* _OBJECTIVE_
The listing beneath should be written out in full, exactly as shown.

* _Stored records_

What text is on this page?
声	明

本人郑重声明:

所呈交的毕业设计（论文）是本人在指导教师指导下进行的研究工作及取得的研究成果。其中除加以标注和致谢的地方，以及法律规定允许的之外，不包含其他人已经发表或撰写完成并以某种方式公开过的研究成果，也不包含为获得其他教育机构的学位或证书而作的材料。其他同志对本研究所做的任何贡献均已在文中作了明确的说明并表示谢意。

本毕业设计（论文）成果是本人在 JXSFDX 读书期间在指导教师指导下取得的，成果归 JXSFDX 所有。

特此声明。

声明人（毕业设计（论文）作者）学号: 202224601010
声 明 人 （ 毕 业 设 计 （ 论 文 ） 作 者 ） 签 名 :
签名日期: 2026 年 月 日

* _RESPONSE TO THIS TASK_
What text is on this page?
声	明

本人郑重声明:

所呈交的毕业设计（论文）是本人在指导教师指导下进行的研究工作及取得的研究成果。其中除加以标注和致谢的地方，以及法律规定允许的之外，不包含其他人已经发表或撰写完成并以某种方式公开过的研究成果，也不包含为获得其他教育机构的学位或证书而作的材料。其他同志对本研究所做的任何贡献均已在文中作了明确的说明并表示谢意。

本毕业设计（论文）成果是本人在 JXSFDX 读书期间在指导教师指导下取得的，成果归 JXSFDX 所有。

特此声明。

声明人（毕业设计（论文）作者）学号: 202224601010
声 明 人 （ 毕 业 设 计 （ 论 文 ） 作 者 ） 签 名 :
签名日期: 2026 年 月 日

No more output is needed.